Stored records
○ ○ ○

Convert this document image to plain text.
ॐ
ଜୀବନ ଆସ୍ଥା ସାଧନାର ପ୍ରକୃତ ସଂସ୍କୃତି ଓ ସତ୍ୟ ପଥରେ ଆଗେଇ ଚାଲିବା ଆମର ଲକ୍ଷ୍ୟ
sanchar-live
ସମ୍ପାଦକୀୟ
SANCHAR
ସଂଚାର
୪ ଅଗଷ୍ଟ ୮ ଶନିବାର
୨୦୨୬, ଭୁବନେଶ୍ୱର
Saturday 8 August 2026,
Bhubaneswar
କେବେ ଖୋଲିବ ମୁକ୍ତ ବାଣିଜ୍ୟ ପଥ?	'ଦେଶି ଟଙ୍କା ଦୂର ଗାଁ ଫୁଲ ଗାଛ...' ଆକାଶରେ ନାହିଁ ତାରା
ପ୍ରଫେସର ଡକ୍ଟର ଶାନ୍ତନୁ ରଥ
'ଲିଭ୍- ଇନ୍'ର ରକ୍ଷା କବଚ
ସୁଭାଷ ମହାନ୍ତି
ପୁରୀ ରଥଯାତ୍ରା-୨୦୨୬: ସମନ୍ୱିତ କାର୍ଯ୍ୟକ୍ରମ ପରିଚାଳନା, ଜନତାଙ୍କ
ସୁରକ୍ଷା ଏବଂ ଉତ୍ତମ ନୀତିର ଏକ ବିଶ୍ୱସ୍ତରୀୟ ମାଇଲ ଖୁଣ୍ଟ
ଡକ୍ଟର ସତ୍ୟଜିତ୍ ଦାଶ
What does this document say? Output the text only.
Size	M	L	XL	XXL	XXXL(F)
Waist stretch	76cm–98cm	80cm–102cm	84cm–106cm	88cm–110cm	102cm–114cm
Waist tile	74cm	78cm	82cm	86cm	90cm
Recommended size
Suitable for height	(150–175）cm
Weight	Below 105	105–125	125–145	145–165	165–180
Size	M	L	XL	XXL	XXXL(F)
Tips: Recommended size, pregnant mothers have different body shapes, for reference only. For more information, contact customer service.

○ ○ ○

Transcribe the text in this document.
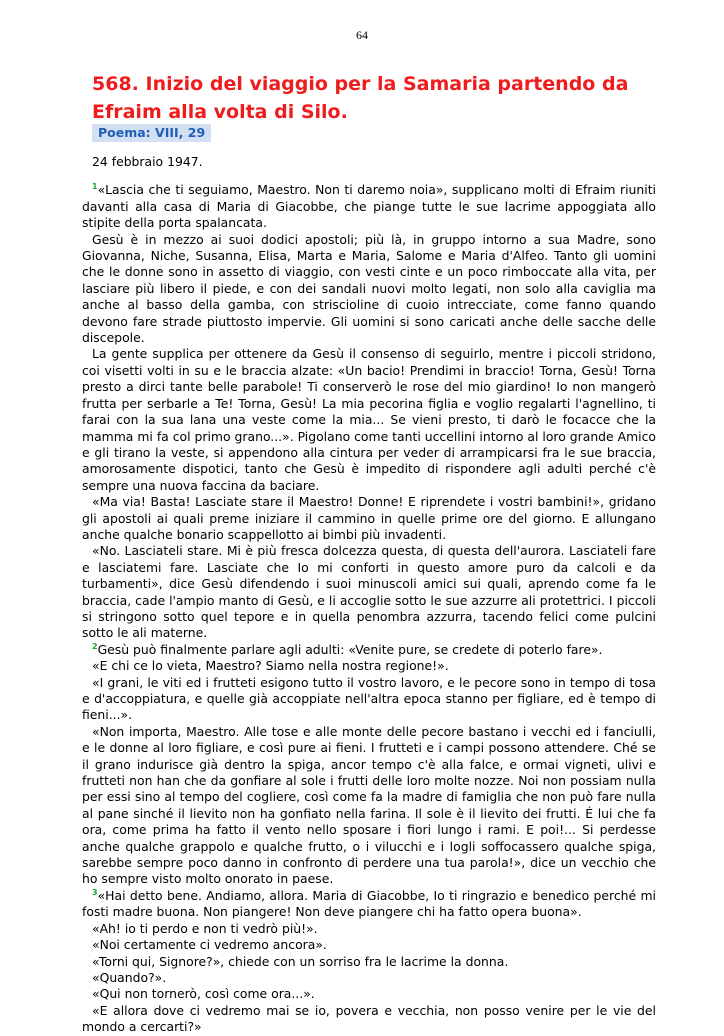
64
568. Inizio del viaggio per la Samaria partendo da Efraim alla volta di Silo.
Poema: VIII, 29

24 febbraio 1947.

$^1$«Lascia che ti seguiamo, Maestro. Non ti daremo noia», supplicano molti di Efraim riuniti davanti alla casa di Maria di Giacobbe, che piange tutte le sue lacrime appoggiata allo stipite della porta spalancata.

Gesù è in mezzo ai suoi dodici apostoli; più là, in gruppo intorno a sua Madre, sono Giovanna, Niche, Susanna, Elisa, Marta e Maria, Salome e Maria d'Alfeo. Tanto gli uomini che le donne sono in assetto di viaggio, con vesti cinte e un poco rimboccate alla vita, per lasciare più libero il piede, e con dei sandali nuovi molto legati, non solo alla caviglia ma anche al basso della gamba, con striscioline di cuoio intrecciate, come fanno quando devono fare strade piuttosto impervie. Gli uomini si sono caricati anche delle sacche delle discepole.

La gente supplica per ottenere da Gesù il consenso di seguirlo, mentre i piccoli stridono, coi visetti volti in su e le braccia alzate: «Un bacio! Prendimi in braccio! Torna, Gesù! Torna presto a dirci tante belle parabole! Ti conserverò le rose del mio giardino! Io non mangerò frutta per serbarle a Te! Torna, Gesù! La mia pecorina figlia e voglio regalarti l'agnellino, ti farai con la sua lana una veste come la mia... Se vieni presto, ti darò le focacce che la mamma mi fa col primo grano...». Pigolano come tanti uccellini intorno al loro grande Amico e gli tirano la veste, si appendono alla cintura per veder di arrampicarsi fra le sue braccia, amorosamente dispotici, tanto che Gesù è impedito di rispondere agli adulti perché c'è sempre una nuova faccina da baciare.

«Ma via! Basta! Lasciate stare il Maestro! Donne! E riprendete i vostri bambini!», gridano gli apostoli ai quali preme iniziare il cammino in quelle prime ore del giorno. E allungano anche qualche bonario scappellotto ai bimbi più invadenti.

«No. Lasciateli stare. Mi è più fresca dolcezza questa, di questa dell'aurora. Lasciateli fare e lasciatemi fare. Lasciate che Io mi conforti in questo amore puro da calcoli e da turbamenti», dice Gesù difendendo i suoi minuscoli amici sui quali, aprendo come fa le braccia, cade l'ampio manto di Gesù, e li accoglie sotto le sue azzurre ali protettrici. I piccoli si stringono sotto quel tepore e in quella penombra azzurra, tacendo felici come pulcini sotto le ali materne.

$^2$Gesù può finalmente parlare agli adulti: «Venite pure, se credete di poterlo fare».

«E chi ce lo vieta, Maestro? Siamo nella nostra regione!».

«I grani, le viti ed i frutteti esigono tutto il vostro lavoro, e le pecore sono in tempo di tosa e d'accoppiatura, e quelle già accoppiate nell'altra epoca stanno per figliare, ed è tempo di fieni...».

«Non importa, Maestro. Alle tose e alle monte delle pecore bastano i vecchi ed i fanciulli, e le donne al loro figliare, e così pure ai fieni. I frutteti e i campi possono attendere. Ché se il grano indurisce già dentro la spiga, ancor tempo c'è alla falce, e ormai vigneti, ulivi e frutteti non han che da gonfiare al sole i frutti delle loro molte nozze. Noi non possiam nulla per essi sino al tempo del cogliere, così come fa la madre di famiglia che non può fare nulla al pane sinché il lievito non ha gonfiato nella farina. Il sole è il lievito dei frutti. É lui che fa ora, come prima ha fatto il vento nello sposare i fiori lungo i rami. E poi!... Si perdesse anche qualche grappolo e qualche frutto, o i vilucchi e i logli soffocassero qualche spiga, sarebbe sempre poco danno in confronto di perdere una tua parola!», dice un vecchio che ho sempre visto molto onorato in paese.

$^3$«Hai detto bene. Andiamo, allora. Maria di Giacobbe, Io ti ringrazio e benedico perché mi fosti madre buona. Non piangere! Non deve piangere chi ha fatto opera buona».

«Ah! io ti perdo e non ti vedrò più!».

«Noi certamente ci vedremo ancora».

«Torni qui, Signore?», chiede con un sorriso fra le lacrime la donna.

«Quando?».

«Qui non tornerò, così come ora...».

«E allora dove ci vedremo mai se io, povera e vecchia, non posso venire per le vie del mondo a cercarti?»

○ ○ ○

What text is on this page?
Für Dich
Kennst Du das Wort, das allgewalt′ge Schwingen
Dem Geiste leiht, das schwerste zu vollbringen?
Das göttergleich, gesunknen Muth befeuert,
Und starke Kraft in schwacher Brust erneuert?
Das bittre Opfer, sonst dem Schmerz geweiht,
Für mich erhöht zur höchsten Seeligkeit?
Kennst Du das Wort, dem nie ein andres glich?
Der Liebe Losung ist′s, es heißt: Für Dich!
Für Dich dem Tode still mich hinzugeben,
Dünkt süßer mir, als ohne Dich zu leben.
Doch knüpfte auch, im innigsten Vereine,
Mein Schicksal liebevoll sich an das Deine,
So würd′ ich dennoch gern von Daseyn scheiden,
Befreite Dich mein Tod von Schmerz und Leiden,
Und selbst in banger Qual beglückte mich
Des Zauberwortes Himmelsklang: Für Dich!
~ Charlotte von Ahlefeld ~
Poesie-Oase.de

○ ○ ○

→ Work instructions
Show, from the material above, each line that includes the string "What".

→ Exercise output
What does this document say? Output the text only.
What text is on this page?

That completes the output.